● Your instructions
Repeat every line below exactly as it reads.

....................

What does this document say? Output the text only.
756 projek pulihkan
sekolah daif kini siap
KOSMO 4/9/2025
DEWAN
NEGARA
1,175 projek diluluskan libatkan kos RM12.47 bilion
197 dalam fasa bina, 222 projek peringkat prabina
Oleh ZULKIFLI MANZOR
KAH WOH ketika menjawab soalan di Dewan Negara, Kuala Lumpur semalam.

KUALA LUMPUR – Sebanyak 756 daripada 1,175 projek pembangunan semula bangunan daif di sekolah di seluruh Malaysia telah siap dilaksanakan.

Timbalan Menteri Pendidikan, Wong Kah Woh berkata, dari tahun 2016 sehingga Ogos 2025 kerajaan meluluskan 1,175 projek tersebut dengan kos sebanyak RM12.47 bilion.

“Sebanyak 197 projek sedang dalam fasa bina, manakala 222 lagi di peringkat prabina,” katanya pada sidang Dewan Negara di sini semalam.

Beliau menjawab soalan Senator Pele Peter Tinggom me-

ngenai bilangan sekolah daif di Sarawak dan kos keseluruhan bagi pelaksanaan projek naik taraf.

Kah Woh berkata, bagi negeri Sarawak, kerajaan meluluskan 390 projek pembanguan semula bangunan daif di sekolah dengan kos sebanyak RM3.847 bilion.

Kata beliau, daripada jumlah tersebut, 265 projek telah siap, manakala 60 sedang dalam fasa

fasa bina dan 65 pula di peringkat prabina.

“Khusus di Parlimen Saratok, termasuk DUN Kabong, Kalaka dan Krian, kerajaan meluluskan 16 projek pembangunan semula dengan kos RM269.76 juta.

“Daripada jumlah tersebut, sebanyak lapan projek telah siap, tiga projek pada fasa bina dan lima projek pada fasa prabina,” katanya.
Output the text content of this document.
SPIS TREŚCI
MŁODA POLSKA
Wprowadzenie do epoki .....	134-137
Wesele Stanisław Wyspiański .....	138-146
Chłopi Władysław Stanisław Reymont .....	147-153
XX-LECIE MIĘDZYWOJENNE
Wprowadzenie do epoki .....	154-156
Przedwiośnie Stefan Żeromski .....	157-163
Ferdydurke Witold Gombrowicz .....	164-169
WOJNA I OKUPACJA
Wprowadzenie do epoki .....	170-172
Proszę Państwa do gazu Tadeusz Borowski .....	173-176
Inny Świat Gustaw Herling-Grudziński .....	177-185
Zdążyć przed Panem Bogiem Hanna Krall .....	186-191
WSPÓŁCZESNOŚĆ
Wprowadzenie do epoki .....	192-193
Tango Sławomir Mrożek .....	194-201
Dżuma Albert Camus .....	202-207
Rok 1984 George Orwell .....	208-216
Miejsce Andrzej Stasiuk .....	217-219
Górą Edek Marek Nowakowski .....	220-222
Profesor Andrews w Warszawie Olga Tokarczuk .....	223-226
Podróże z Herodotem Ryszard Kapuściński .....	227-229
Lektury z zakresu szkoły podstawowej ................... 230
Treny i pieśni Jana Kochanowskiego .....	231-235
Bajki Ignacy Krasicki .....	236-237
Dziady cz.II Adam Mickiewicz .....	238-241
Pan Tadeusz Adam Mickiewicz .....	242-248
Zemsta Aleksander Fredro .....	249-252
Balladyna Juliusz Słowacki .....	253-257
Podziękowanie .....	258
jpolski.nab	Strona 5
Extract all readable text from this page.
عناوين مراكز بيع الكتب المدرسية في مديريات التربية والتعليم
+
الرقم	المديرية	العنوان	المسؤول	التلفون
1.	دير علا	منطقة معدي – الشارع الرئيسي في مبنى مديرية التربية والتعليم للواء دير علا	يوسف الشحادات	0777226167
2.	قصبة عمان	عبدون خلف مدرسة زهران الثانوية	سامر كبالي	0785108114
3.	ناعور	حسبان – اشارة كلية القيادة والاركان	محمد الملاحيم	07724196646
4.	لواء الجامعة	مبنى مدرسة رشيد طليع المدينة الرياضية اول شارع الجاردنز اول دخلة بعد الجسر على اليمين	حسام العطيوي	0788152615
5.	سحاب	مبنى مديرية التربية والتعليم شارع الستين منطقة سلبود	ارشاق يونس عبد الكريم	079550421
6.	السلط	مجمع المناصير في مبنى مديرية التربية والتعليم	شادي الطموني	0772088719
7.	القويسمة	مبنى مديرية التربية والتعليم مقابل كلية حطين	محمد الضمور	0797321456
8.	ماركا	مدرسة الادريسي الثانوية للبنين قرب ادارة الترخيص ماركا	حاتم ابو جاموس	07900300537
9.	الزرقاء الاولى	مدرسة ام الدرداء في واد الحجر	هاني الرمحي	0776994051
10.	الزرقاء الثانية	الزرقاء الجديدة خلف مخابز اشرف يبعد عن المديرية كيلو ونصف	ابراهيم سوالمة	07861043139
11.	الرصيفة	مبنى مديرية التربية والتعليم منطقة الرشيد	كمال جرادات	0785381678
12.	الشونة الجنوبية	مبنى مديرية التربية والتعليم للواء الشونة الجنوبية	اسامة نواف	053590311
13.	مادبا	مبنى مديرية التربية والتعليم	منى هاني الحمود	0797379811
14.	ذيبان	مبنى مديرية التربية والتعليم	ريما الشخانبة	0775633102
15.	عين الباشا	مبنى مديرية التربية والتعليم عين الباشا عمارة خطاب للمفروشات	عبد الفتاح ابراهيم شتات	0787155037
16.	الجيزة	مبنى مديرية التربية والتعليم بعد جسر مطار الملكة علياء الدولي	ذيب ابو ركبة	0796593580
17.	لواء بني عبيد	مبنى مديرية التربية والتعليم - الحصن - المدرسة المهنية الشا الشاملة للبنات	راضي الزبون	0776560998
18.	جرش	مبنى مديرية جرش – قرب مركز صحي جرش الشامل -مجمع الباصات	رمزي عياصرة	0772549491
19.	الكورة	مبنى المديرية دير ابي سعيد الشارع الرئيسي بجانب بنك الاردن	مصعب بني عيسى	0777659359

....................

● Solution below
What does this document say? Output the text only.
756 projek pulihkan
sekolah daif kini siap
KOSMO 4/9/2025
DEWAN
NEGARA
1,175 projek diluluskan libatkan kos RM12.47 bilion
197 dalam fasa bina, 222 projek peringkat prabina
Oleh ZULKIFLI MANZOR
KAH WOH ketika menjawab soalan di Dewan Negara, Kuala Lumpur semalam.

KUALA LUMPUR – Sebanyak 756 daripada 1,175 projek pembangunan semula bangunan daif di sekolah di seluruh Malaysia telah siap dilaksanakan.

Timbalan Menteri Pendidikan, Wong Kah Woh berkata, dari tahun 2016 sehingga Ogos 2025 kerajaan meluluskan 1,175 projek tersebut dengan kos sebanyak RM12.47 bilion.

“Sebanyak 197 projek sedang dalam fasa bina, manakala 222 lagi di peringkat prabina,” katanya pada sidang Dewan Negara di sini semalam.

Beliau menjawab soalan Senator Pele Peter Tinggom me-

ngenai bilangan sekolah daif di Sarawak dan kos keseluruhan bagi pelaksanaan projek naik taraf.

Kah Woh berkata, bagi negeri Sarawak, kerajaan meluluskan 390 projek pembanguan semula bangunan daif di sekolah dengan kos sebanyak RM3.847 bilion.

Kata beliau, daripada jumlah tersebut, 265 projek telah siap, manakala 60 sedang dalam fasa

fasa bina dan 65 pula di peringkat prabina.

“Khusus di Parlimen Saratok, termasuk DUN Kabong, Kalaka dan Krian, kerajaan meluluskan 16 projek pembangunan semula dengan kos RM269.76 juta.

“Daripada jumlah tersebut, sebanyak lapan projek telah siap, tiga projek pada fasa bina dan lima projek pada fasa prabina,” katanya.
Output the text content of this document.
SPIS TREŚCI
MŁODA POLSKA
Wprowadzenie do epoki .....	134-137
Wesele Stanisław Wyspiański .....	138-146
Chłopi Władysław Stanisław Reymont .....	147-153
XX-LECIE MIĘDZYWOJENNE
Wprowadzenie do epoki .....	154-156
Przedwiośnie Stefan Żeromski .....	157-163
Ferdydurke Witold Gombrowicz .....	164-169
WOJNA I OKUPACJA
Wprowadzenie do epoki .....	170-172
Proszę Państwa do gazu Tadeusz Borowski .....	173-176
Inny Świat Gustaw Herling-Grudziński .....	177-185
Zdążyć przed Panem Bogiem Hanna Krall .....	186-191
WSPÓŁCZESNOŚĆ
Wprowadzenie do epoki .....	192-193
Tango Sławomir Mrożek .....	194-201
Dżuma Albert Camus .....	202-207
Rok 1984 George Orwell .....	208-216
Miejsce Andrzej Stasiuk .....	217-219
Górą Edek Marek Nowakowski .....	220-222
Profesor Andrews w Warszawie Olga Tokarczuk .....	223-226
Podróże z Herodotem Ryszard Kapuściński .....	227-229
Lektury z zakresu szkoły podstawowej ................... 230
Treny i pieśni Jana Kochanowskiego .....	231-235
Bajki Ignacy Krasicki .....	236-237
Dziady cz.II Adam Mickiewicz .....	238-241
Pan Tadeusz Adam Mickiewicz .....	242-248
Zemsta Aleksander Fredro .....	249-252
Balladyna Juliusz Słowacki .....	253-257
Podziękowanie .....	258
jpolski.nab	Strona 5
Extract all readable text from this page.
عناوين مراكز بيع الكتب المدرسية في مديريات التربية والتعليم
+
الرقم	المديرية	العنوان	المسؤول	التلفون
1.	دير علا	منطقة معدي – الشارع الرئيسي في مبنى مديرية التربية والتعليم للواء دير علا	يوسف الشحادات	0777226167
2.	قصبة عمان	عبدون خلف مدرسة زهران الثانوية	سامر كبالي	0785108114
3.	ناعور	حسبان – اشارة كلية القيادة والاركان	محمد الملاحيم	07724196646
4.	لواء الجامعة	مبنى مدرسة رشيد طليع المدينة الرياضية اول شارع الجاردنز اول دخلة بعد الجسر على اليمين	حسام العطيوي	0788152615
5.	سحاب	مبنى مديرية التربية والتعليم شارع الستين منطقة سلبود	ارشاق يونس عبد الكريم	079550421
6.	السلط	مجمع المناصير في مبنى مديرية التربية والتعليم	شادي الطموني	0772088719
7.	القويسمة	مبنى مديرية التربية والتعليم مقابل كلية حطين	محمد الضمور	0797321456
8.	ماركا	مدرسة الادريسي الثانوية للبنين قرب ادارة الترخيص ماركا	حاتم ابو جاموس	07900300537
9.	الزرقاء الاولى	مدرسة ام الدرداء في واد الحجر	هاني الرمحي	0776994051
10.	الزرقاء الثانية	الزرقاء الجديدة خلف مخابز اشرف يبعد عن المديرية كيلو ونصف	ابراهيم سوالمة	07861043139
11.	الرصيفة	مبنى مديرية التربية والتعليم منطقة الرشيد	كمال جرادات	0785381678
12.	الشونة الجنوبية	مبنى مديرية التربية والتعليم للواء الشونة الجنوبية	اسامة نواف	053590311
13.	مادبا	مبنى مديرية التربية والتعليم	منى هاني الحمود	0797379811
14.	ذيبان	مبنى مديرية التربية والتعليم	ريما الشخانبة	0775633102
15.	عين الباشا	مبنى مديرية التربية والتعليم عين الباشا عمارة خطاب للمفروشات	عبد الفتاح ابراهيم شتات	0787155037
16.	الجيزة	مبنى مديرية التربية والتعليم بعد جسر مطار الملكة علياء الدولي	ذيب ابو ركبة	0796593580
17.	لواء بني عبيد	مبنى مديرية التربية والتعليم - الحصن - المدرسة المهنية الشا الشاملة للبنات	راضي الزبون	0776560998
18.	جرش	مبنى مديرية جرش – قرب مركز صحي جرش الشامل -مجمع الباصات	رمزي عياصرة	0772549491
19.	الكورة	مبنى المديرية دير ابي سعيد الشارع الرئيسي بجانب بنك الاردن	مصعب بني عيسى	0777659359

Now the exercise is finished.